**WORK INSTRUCTIONS**
1 – Decide whether each statement below agrees with the debate transcript, answering yes or no and quoting the deciding words. (a) The Committee received responses from six arm's-length bodies. (b) DCAL is responsible for delivering ten of the 82 commitments in the Programme for Government. (c) The Committee first considered the matter on 15 December 2011.
2 – Rewrite the debate transcript from "Recognising its importance, and" to "to monitor progress.", replacing "milestones" with "targets".

Mr Bell: Will the Member give way?
Mr A Maginness: No, I am nearly finished.
Where is the North/South dimension in the Programme for Government? There is no serious expansion of the North/South — [Interruption.] I hear that Members on the DUP Benches agree with that, but there must be progress on that.
Mr Deputy Speaker: The Member’s time is almost up.
Mr A Maginness: There is enormous economic potential to be gained from us working together, North and South. We must work hard to develop that dimension.
Mr Irwin (The Deputy Chairperson of the Committee for Culture, Arts and Leisure): The Committee first considered this matter on 15 December 2011, when it received correspondence from the Committee for the Office of the First Minister and deputy First Minister asking for the views of the Statutory Committees on the draft Programme for Government and draft investment strategy for Northern Ireland.
Recognising its importance, and in anticipation of receiving that correspondence, the Committee had agreed to write to all the DCAL arm’s-length bodies to seek their views, particularly about whether they felt that any gaps existed, and for their comments on milestones and outputs and on how best to monitor progress.
The Committee received and considered responses from six arm’s-length bodies: the Arts Council of Northern Ireland, Foras na Gaeilge, Libraries NI, NI Screen, the Northern Ireland Museums Council and Sport NI. It also took views from DCAL officials, focusing in particular on the Department’s commitments in the strategy and its delivery vehicles. The Committee noted with some concern that DCAL is responsible for the delivery of only three of the 82 commitments in the Programme for Government: namely, to support 200 projects through the creative industries innovation fund; to develop sports stadiums as agreed with the IFA, the GAA and Ulster Rugby; and to host the World Police and Fire Games in 2013. Although they appear significant, those three commitments form less than 4% of the Executive’s targets and are, in most cases, already well advanced. Although the Committee in no way underestimates the huge task that now faces the Department to successfully complete the implementation of the projects and notes the significant contribution that they can make to the Northern Ireland economy if success is achieved, it questions whether the three given commitments are sufficiently challenging for the Department over the 2011-15 period.
Looking beyond individual departmental issues, the Committee acknowledges that the main priority in the Programme for Government is to build a strong and vibrant economy and recognises the potential economic benefits of each of the given commitments. As I have already mentioned, the first priority set aside for DCAL relates to the creative industries. It is well documented and widely accepted that that sector has the potential to make significant economic and social contributions to society. However, in order that its capacity for job and wealth creation is maximised, it is essential that the correct supporting mechanisms are in place. Those mechanisms will need to ensure that conditions are right to stimulate industry growth and to maximise and harness economic benefits.

**EXTRACTED ENTRIES**

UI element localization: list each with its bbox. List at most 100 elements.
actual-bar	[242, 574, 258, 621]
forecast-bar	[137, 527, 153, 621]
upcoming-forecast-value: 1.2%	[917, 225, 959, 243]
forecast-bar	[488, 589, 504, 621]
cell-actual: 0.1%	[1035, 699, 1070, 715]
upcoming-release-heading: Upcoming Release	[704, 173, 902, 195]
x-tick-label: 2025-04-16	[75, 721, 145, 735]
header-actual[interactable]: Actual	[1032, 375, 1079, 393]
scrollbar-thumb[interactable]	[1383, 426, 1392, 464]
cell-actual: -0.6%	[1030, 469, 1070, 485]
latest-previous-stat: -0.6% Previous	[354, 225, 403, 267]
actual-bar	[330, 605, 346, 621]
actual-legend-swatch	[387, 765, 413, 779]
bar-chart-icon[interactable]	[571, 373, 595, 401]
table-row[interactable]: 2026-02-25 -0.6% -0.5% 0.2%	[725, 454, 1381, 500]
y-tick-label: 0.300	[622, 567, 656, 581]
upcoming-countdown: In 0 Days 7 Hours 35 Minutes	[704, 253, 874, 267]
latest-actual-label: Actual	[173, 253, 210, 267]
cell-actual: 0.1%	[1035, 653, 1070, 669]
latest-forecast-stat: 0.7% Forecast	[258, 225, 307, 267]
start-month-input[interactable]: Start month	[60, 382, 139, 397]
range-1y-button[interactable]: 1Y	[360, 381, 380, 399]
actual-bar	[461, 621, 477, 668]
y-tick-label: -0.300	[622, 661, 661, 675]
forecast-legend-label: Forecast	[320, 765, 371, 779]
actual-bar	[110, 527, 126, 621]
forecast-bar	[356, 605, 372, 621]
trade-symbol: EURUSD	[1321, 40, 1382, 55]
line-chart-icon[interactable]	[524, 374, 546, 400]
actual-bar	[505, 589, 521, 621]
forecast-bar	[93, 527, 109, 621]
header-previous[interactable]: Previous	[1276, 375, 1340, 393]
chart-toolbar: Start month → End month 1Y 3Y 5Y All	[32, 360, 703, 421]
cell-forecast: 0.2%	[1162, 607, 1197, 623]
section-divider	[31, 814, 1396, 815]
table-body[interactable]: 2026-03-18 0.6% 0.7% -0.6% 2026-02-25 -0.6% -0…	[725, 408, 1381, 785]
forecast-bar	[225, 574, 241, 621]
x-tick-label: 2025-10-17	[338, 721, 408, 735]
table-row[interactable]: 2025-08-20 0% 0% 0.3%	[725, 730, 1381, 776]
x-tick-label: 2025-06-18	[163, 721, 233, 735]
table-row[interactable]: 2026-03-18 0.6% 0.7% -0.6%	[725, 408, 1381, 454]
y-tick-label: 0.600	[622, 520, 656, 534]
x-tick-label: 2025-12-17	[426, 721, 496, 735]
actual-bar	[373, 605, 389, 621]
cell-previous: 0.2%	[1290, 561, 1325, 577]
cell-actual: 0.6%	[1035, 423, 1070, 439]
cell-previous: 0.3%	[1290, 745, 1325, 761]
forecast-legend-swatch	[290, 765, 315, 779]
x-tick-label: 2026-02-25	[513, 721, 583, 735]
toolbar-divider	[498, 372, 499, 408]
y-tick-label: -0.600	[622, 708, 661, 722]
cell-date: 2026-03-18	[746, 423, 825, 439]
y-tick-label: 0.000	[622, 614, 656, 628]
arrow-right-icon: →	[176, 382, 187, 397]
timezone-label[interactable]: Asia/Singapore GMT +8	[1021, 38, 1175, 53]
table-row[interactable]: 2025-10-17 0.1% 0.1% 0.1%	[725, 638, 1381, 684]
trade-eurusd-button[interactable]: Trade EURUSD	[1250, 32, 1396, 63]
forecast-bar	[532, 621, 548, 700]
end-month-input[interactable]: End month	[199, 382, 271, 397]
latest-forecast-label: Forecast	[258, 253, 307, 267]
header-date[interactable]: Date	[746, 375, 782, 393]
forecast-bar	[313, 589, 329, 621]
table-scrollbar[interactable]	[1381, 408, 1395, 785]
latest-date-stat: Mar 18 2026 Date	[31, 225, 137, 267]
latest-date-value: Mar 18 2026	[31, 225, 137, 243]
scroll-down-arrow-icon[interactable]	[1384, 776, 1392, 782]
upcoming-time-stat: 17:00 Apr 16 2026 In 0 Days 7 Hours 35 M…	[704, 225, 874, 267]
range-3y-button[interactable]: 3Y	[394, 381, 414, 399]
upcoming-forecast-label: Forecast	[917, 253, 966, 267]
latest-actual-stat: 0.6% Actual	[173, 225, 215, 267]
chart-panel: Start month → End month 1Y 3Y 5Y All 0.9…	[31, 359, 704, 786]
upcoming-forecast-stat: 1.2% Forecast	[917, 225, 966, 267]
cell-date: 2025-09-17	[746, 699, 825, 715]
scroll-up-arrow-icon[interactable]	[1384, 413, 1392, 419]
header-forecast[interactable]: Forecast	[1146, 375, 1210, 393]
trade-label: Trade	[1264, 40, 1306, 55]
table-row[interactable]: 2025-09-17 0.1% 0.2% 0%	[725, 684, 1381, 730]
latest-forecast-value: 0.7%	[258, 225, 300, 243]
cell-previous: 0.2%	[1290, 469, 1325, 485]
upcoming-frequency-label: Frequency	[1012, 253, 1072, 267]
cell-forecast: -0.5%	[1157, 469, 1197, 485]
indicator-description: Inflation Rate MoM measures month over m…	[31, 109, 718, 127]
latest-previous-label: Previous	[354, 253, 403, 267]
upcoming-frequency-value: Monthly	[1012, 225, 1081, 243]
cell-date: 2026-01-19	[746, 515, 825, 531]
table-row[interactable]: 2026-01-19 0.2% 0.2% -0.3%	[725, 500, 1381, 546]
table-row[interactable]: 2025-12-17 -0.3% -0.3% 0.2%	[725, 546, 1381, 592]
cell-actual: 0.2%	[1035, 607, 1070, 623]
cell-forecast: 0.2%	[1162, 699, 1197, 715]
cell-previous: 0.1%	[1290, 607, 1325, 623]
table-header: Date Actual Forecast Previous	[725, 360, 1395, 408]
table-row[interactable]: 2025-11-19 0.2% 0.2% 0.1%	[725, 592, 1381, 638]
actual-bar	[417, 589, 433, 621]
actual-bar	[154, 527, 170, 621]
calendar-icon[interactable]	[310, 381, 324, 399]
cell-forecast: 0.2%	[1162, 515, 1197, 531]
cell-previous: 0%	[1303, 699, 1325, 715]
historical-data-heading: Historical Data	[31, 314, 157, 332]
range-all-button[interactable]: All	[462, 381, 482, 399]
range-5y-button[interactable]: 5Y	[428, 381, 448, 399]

**PROBLEM SOLUTIONS**
1 –
(a) Yes: "The Committee received and considered responses from six arm’s-length bodies"
(b) No: "DCAL is responsible for the delivery of only three of the 82 commitments in the Programme for Government"
(c) Yes: "The Committee first considered this matter on 15 December 2011"

2 –
Recognising its importance, and in anticipation of receiving that correspondence, the Committee had agreed to write to all the DCAL arm’s-length bodies to seek their views, particularly about whether they felt that any gaps existed, and for their comments on targets and outputs and on how best to monitor progress.